#### WHAT YOU HAVE TO DO
Set down each record below precisely, skipping the pictures.

#### WORKING DATA
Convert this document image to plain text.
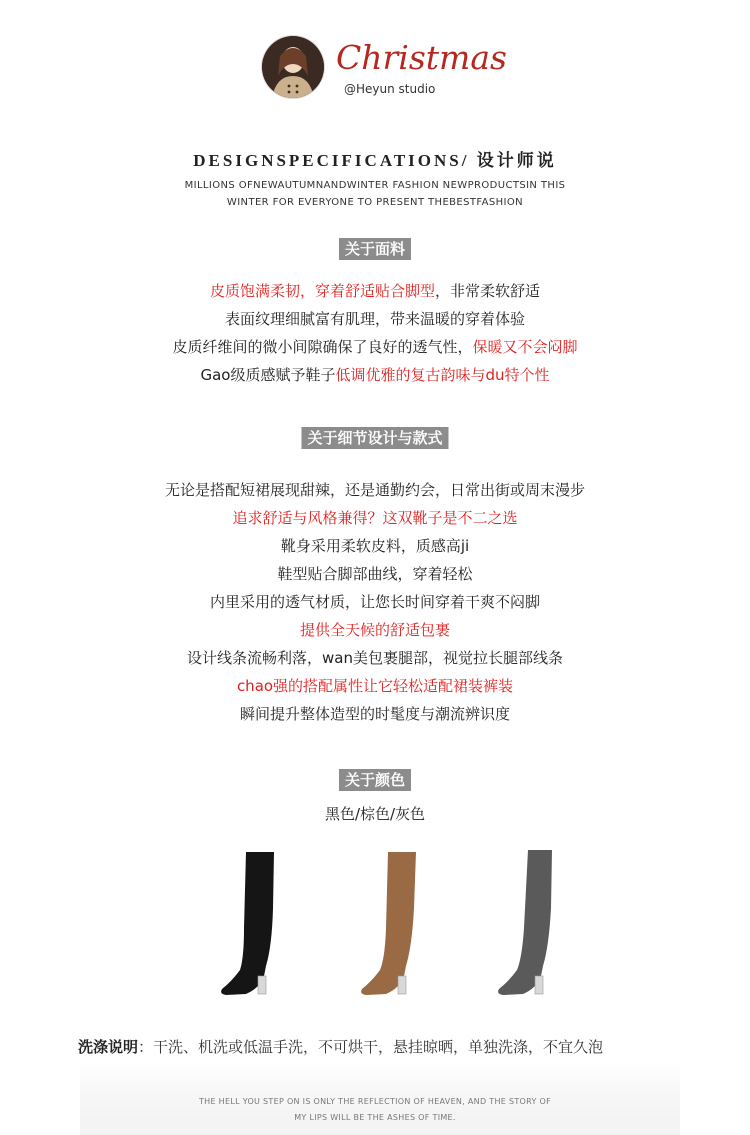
Christmas
@Heyun studio
DESIGNSPECIFICATIONS/ 设计师说
MILLIONS OFNEWAUTUMNANDWINTER FASHION NEWPRODUCTSIN THIS
WINTER FOR EVERYONE TO PRESENT THEBESTFASHION
关于面料
皮质饱满柔韧，穿着舒适贴合脚型，非常柔软舒适
表面纹理细腻富有肌理，带来温暖的穿着体验
皮质纤维间的微小间隙确保了良好的透气性，保暖又不会闷脚
Gao级质感赋予鞋子低调优雅的复古韵味与du特个性
关于细节设计与款式
无论是搭配短裙展现甜辣，还是通勤约会，日常出街或周末漫步
追求舒适与风格兼得？这双靴子是不二之选
靴身采用柔软皮料，质感高ji
鞋型贴合脚部曲线，穿着轻松
内里采用的透气材质，让您长时间穿着干爽不闷脚
提供全天候的舒适包裹
设计线条流畅利落，wan美包裹腿部，视觉拉长腿部线条
chao强的搭配属性让它轻松适配裙装裤装
瞬间提升整体造型的时髦度与潮流辨识度
关于颜色
黑色/棕色/灰色
洗涤说明：干洗、机洗或低温手洗，不可烘干，悬挂晾晒，单独洗涤，不宜久泡
THE HELL YOU STEP ON IS ONLY THE REFLECTION OF HEAVEN, AND THE STORY OF
MY LIPS WILL BE THE ASHES OF TIME.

#### TASK OUTPUT
Convert this document image to plain text.
Christmas
@Heyun studio
DESIGNSPECIFICATIONS/ 设计师说
MILLIONS OFNEWAUTUMNANDWINTER FASHION NEWPRODUCTSIN THIS
WINTER FOR EVERYONE TO PRESENT THEBESTFASHION
关于面料
皮质饱满柔韧，穿着舒适贴合脚型，非常柔软舒适
表面纹理细腻富有肌理，带来温暖的穿着体验
皮质纤维间的微小间隙确保了良好的透气性，保暖又不会闷脚
Gao级质感赋予鞋子低调优雅的复古韵味与du特个性
关于细节设计与款式
无论是搭配短裙展现甜辣，还是通勤约会，日常出街或周末漫步
追求舒适与风格兼得？这双靴子是不二之选
靴身采用柔软皮料，质感高ji
鞋型贴合脚部曲线，穿着轻松
内里采用的透气材质，让您长时间穿着干爽不闷脚
提供全天候的舒适包裹
设计线条流畅利落，wan美包裹腿部，视觉拉长腿部线条
chao强的搭配属性让它轻松适配裙装裤装
瞬间提升整体造型的时髦度与潮流辨识度
关于颜色
黑色/棕色/灰色
洗涤说明：干洗、机洗或低温手洗，不可烘干，悬挂晾晒，单独洗涤，不宜久泡
THE HELL YOU STEP ON IS ONLY THE REFLECTION OF HEAVEN, AND THE STORY OF
MY LIPS WILL BE THE ASHES OF TIME.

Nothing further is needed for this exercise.